[begin Raw records]

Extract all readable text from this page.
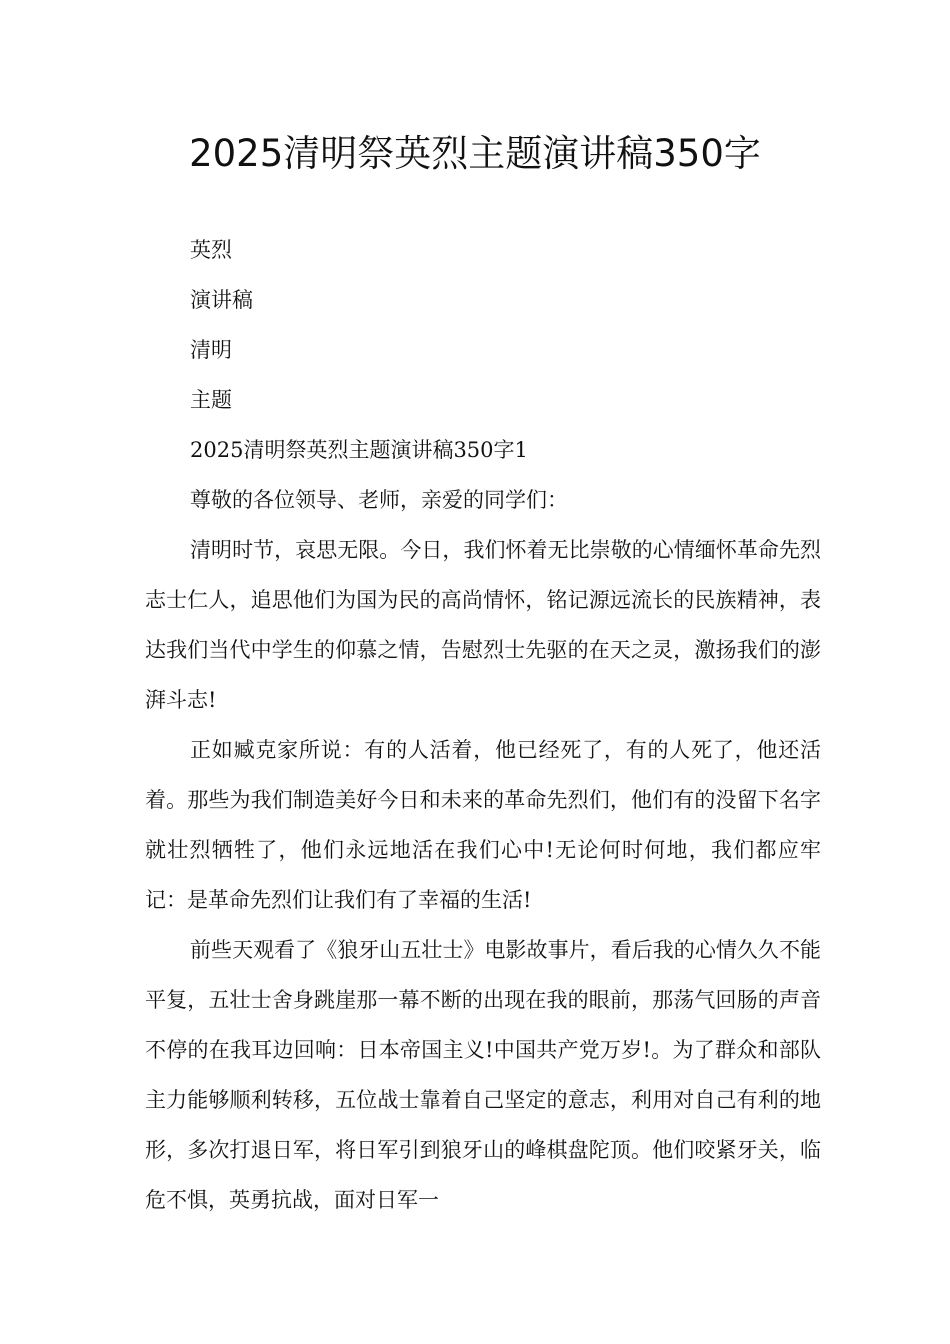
2025清明祭英烈主题演讲稿350字
英烈
演讲稿
清明
主题
2025清明祭英烈主题演讲稿350字1
尊敬的各位领导、老师，亲爱的同学们：

清明时节，哀思无限。今日，我们怀着无比崇敬的心情缅怀革命先烈志士仁人，追思他们为国为民的高尚情怀，铭记源远流长的民族精神，表达我们当代中学生的仰慕之情，告慰烈士先驱的在天之灵，激扬我们的澎湃斗志!

正如臧克家所说：有的人活着，他已经死了，有的人死了，他还活着。那些为我们制造美好今日和未来的革命先烈们，他们有的没留下名字就壮烈牺牲了，他们永远地活在我们心中!无论何时何地，我们都应牢记：是革命先烈们让我们有了幸福的生活!

前些天观看了《狼牙山五壮士》电影故事片，看后我的心情久久不能平复，五壮士舍身跳崖那一幕不断的出现在我的眼前，那荡气回肠的声音不停的在我耳边回响：日本帝国主义!中国共产党万岁!。为了群众和部队主力能够顺利转移，五位战士靠着自己坚定的意志，利用对自己有利的地形，多次打退日军，将日军引到狼牙山的峰棋盘陀顶。他们咬紧牙关，临危不惧，英勇抗战，面对日军一
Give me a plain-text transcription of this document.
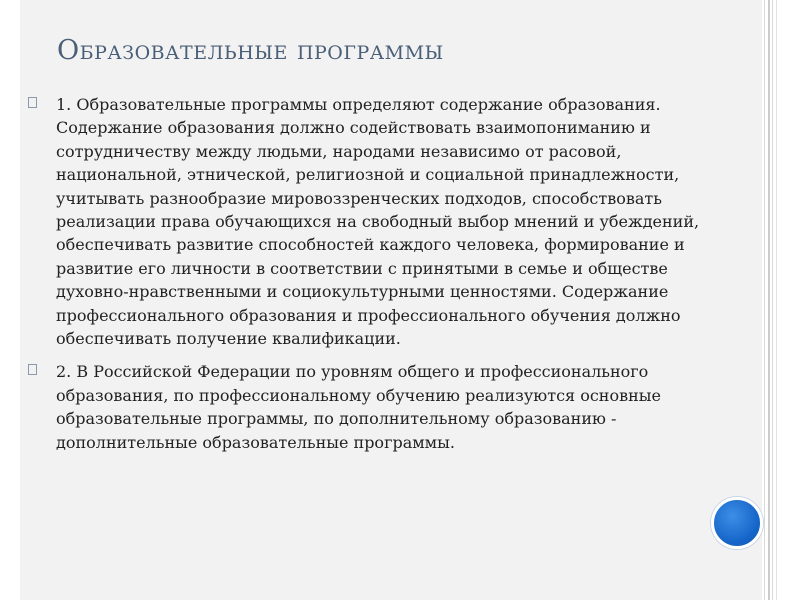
Образовательные программы
1. Образовательные программы определяют содержание образования. Содержание образования должно содействовать взаимопониманию и сотрудничеству между людьми, народами независимо от расовой, национальной, этнической, религиозной и социальной принадлежности, учитывать разнообразие мировоззренческих подходов, способствовать реализации права обучающихся на свободный выбор мнений и убеждений, обеспечивать развитие способностей каждого человека, формирование и развитие его личности в соответствии с принятыми в семье и обществе духовно-нравственными и социокультурными ценностями. Содержание профессионального образования и профессионального обучения должно обеспечивать получение квалификации.
2. В Российской Федерации по уровням общего и профессионального образования, по профессиональному обучению реализуются основные образовательные программы, по дополнительному образованию - дополнительные образовательные программы.
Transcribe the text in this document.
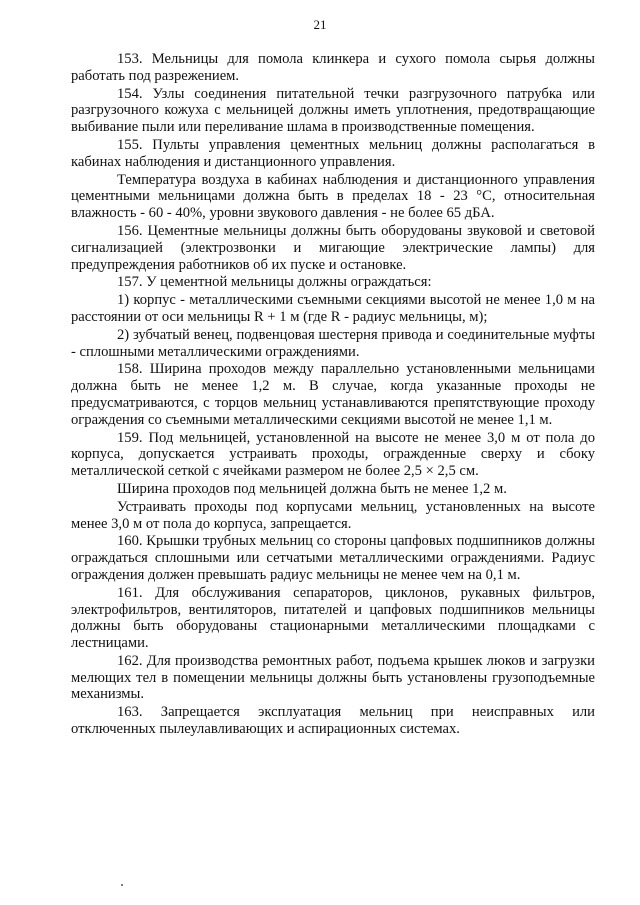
21

153. Мельницы для помола клинкера и сухого помола сырья должны работать под разрежением.

154. Узлы соединения питательной течки разгрузочного патрубка или разгрузочного кожуха с мельницей должны иметь уплотнения, предотвращающие выбивание пыли или переливание шлама в производственные помещения.

155. Пульты управления цементных мельниц должны располагаться в кабинах наблюдения и дистанционного управления.

Температура воздуха в кабинах наблюдения и дистанционного управления цементными мельницами должна быть в пределах 18 - 23 °С, относительная влажность - 60 - 40%, уровни звукового давления - не более 65 дБА.

156. Цементные мельницы должны быть оборудованы звуковой и световой сигнализацией (электрозвонки и мигающие электрические лампы) для предупреждения работников об их пуске и остановке.

157. У цементной мельницы должны ограждаться:

1) корпус - металлическими съемными секциями высотой не менее 1,0 м на расстоянии от оси мельницы R + 1 м (где R - радиус мельницы, м);

2) зубчатый венец, подвенцовая шестерня привода и соединительные муфты - сплошными металлическими ограждениями.

158. Ширина проходов между параллельно установленными мельницами должна быть не менее 1,2 м. В случае, когда указанные проходы не предусматриваются, с торцов мельниц устанавливаются препятствующие проходу ограждения со съемными металлическими секциями высотой не менее 1,1 м.

159. Под мельницей, установленной на высоте не менее 3,0 м от пола до корпуса, допускается устраивать проходы, огражденные сверху и сбоку металлической сеткой с ячейками размером не более 2,5 × 2,5 см.

Ширина проходов под мельницей должна быть не менее 1,2 м.

Устраивать проходы под корпусами мельниц, установленных на высоте менее 3,0 м от пола до корпуса, запрещается.

160. Крышки трубных мельниц со стороны цапфовых подшипников должны ограждаться сплошными или сетчатыми металлическими ограждениями. Радиус ограждения должен превышать радиус мельницы не менее чем на 0,1 м.

161. Для обслуживания сепараторов, циклонов, рукавных фильтров, электрофильтров, вентиляторов, питателей и цапфовых подшипников мельницы должны быть оборудованы стационарными металлическими площадками с лестницами.

162. Для производства ремонтных работ, подъема крышек люков и загрузки мелющих тел в помещении мельницы должны быть установлены грузоподъемные механизмы.

163. Запрещается эксплуатация мельниц при неисправных или отключенных пылеулавливающих и аспирационных системах.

[end Raw records]

■ Task: Return each line that includes "дистанционного".

■ Answer below:
155. Пульты управления цементных мельниц должны располагаться в кабинах наблюдения и дистанционного управления.
Температура воздуха в кабинах наблюдения и дистанционного управления цементными мельницами должна быть в пределах 18 - 23 °С, относительная влажность - 60 - 40%, уровни звукового давления - не более 65 дБА.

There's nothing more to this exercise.